:: Exercise objective ::
Repeat each line of the material below exactly as it appears, minus any pictures.

:: Entries supplied ::

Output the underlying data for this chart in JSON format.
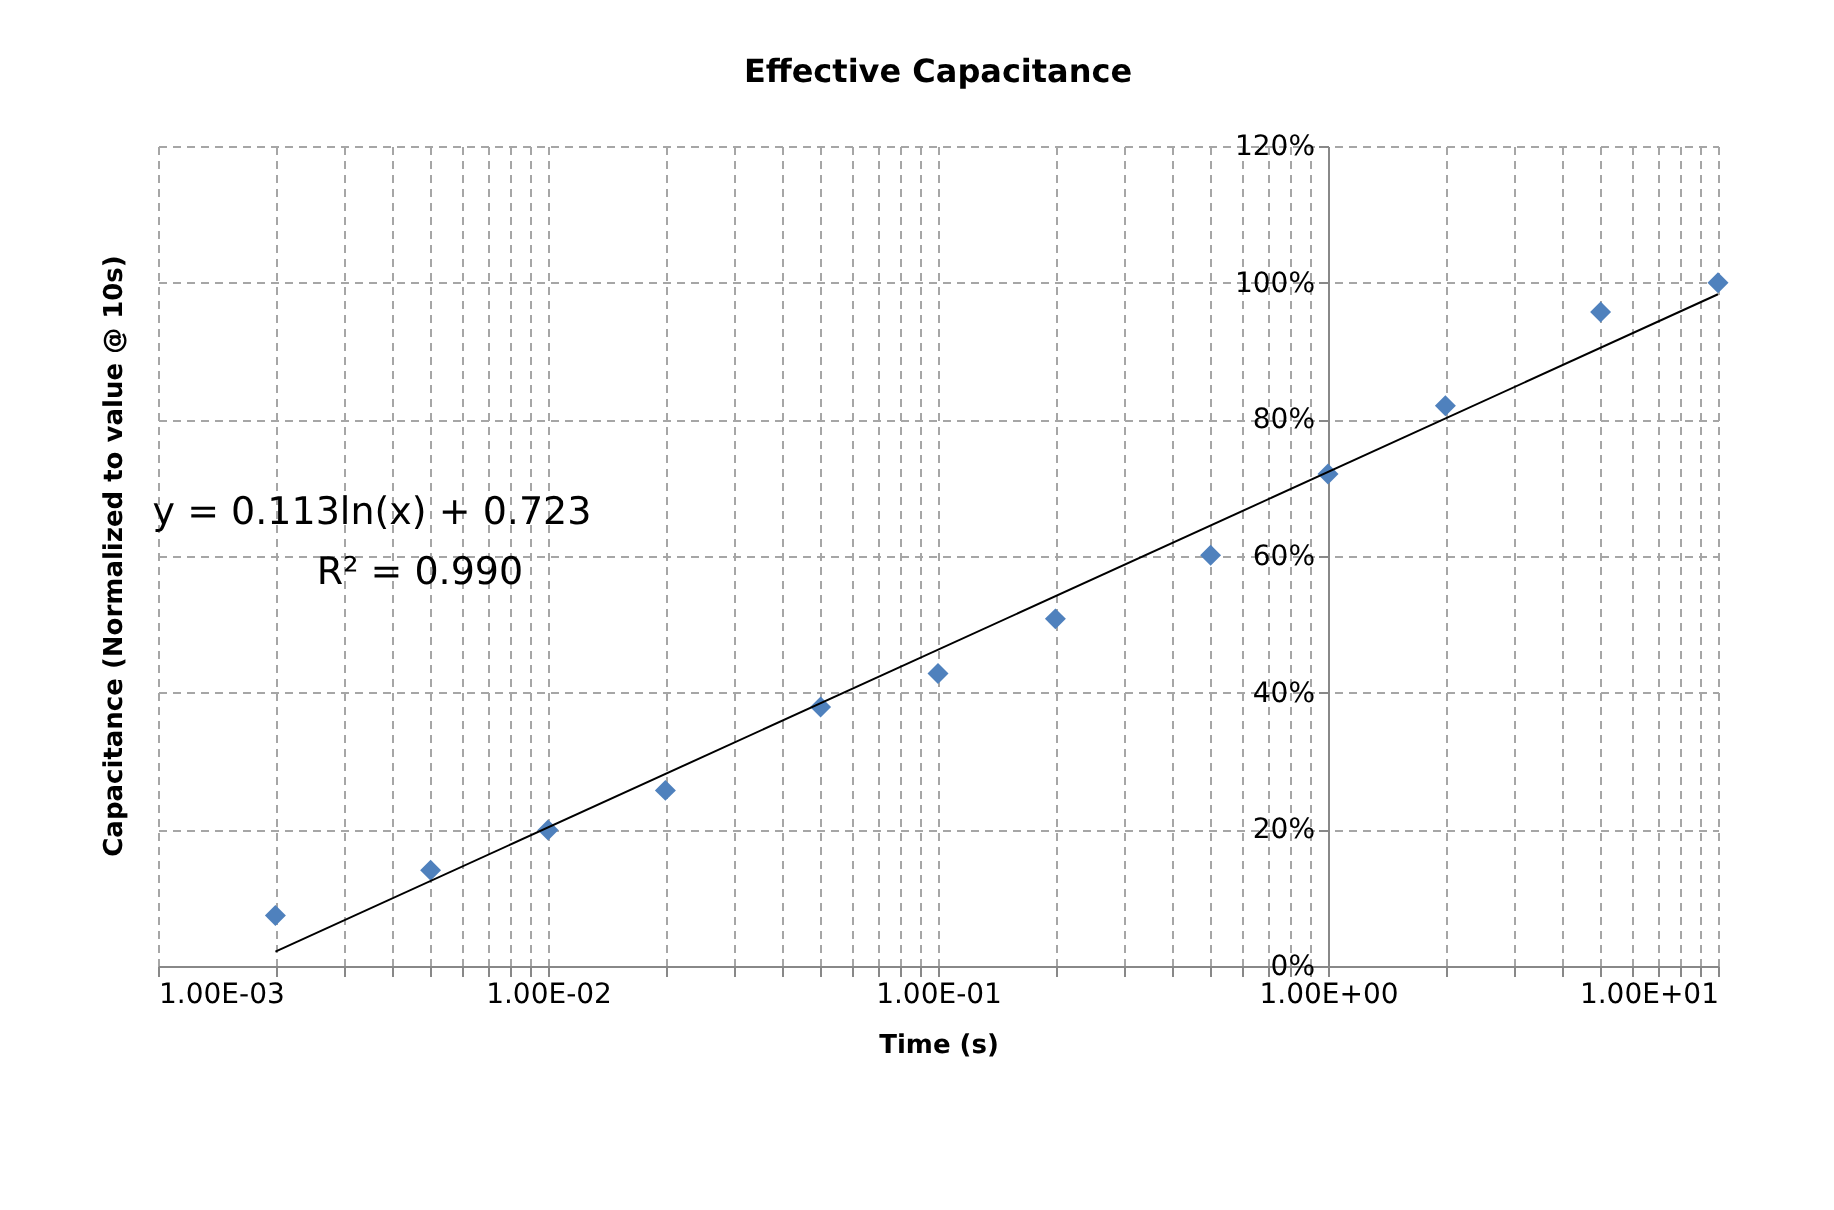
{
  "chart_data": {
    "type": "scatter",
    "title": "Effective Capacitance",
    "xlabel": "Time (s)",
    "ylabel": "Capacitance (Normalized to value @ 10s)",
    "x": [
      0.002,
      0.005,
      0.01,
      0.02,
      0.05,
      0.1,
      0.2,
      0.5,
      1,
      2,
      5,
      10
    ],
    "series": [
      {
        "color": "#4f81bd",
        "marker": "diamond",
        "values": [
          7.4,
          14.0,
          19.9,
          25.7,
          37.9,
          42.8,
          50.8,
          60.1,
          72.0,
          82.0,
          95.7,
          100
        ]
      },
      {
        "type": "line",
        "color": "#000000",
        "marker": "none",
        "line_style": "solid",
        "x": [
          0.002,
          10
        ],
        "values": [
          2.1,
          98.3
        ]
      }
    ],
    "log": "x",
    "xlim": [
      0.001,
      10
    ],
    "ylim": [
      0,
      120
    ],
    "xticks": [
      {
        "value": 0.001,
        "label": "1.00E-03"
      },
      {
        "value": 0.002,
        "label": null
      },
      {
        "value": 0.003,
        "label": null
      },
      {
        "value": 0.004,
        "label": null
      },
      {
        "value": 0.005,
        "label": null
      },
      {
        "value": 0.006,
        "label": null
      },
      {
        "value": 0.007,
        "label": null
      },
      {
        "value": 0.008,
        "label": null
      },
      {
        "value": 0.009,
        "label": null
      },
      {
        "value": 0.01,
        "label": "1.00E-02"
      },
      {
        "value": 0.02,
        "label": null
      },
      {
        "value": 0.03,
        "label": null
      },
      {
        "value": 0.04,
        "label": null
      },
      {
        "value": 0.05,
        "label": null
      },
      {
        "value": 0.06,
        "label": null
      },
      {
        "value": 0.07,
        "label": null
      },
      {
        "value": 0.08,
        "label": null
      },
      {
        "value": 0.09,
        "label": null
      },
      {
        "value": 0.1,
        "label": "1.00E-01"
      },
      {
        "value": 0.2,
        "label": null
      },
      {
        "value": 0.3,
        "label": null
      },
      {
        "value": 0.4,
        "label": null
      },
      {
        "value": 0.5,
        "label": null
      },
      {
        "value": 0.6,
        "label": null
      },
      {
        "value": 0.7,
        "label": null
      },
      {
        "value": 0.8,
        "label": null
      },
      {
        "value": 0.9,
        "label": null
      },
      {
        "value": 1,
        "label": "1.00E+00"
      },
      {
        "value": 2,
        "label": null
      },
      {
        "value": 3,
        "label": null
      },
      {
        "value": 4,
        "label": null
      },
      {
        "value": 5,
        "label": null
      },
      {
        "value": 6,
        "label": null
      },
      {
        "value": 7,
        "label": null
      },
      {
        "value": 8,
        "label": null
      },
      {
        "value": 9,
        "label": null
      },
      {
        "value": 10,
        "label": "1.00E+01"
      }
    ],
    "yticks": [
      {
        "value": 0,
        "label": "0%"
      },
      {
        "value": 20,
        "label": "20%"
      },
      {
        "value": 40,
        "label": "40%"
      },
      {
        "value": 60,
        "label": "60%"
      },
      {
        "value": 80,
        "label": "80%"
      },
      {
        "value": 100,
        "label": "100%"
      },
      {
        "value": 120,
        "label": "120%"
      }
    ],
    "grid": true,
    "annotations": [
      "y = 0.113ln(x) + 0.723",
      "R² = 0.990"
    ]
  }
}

:: Right answer ::
Output the underlying data for this chart in JSON format.
{
  "chart_data": {
    "type": "scatter",
    "title": "Effective Capacitance",
    "xlabel": "Time (s)",
    "ylabel": "Capacitance (Normalized to value @ 10s)",
    "x": [
      0.002,
      0.005,
      0.01,
      0.02,
      0.05,
      0.1,
      0.2,
      0.5,
      1,
      2,
      5,
      10
    ],
    "series": [
      {
        "color": "#4f81bd",
        "marker": "diamond",
        "values": [
          7.4,
          14.0,
          19.9,
          25.7,
          37.9,
          42.8,
          50.8,
          60.1,
          72.0,
          82.0,
          95.7,
          100
        ]
      },
      {
        "type": "line",
        "color": "#000000",
        "marker": "none",
        "line_style": "solid",
        "x": [
          0.002,
          10
        ],
        "values": [
          2.1,
          98.3
        ]
      }
    ],
    "log": "x",
    "xlim": [
      0.001,
      10
    ],
    "ylim": [
      0,
      120
    ],
    "xticks": [
      {
        "value": 0.001,
        "label": "1.00E-03"
      },
      {
        "value": 0.002,
        "label": null
      },
      {
        "value": 0.003,
        "label": null
      },
      {
        "value": 0.004,
        "label": null
      },
      {
        "value": 0.005,
        "label": null
      },
      {
        "value": 0.006,
        "label": null
      },
      {
        "value": 0.007,
        "label": null
      },
      {
        "value": 0.008,
        "label": null
      },
      {
        "value": 0.009,
        "label": null
      },
      {
        "value": 0.01,
        "label": "1.00E-02"
      },
      {
        "value": 0.02,
        "label": null
      },
      {
        "value": 0.03,
        "label": null
      },
      {
        "value": 0.04,
        "label": null
      },
      {
        "value": 0.05,
        "label": null
      },
      {
        "value": 0.06,
        "label": null
      },
      {
        "value": 0.07,
        "label": null
      },
      {
        "value": 0.08,
        "label": null
      },
      {
        "value": 0.09,
        "label": null
      },
      {
        "value": 0.1,
        "label": "1.00E-01"
      },
      {
        "value": 0.2,
        "label": null
      },
      {
        "value": 0.3,
        "label": null
      },
      {
        "value": 0.4,
        "label": null
      },
      {
        "value": 0.5,
        "label": null
      },
      {
        "value": 0.6,
        "label": null
      },
      {
        "value": 0.7,
        "label": null
      },
      {
        "value": 0.8,
        "label": null
      },
      {
        "value": 0.9,
        "label": null
      },
      {
        "value": 1,
        "label": "1.00E+00"
      },
      {
        "value": 2,
        "label": null
      },
      {
        "value": 3,
        "label": null
      },
      {
        "value": 4,
        "label": null
      },
      {
        "value": 5,
        "label": null
      },
      {
        "value": 6,
        "label": null
      },
      {
        "value": 7,
        "label": null
      },
      {
        "value": 8,
        "label": null
      },
      {
        "value": 9,
        "label": null
      },
      {
        "value": 10,
        "label": "1.00E+01"
      }
    ],
    "yticks": [
      {
        "value": 0,
        "label": "0%"
      },
      {
        "value": 20,
        "label": "20%"
      },
      {
        "value": 40,
        "label": "40%"
      },
      {
        "value": 60,
        "label": "60%"
      },
      {
        "value": 80,
        "label": "80%"
      },
      {
        "value": 100,
        "label": "100%"
      },
      {
        "value": 120,
        "label": "120%"
      }
    ],
    "grid": true,
    "annotations": [
      "y = 0.113ln(x) + 0.723",
      "R² = 0.990"
    ]
  }
}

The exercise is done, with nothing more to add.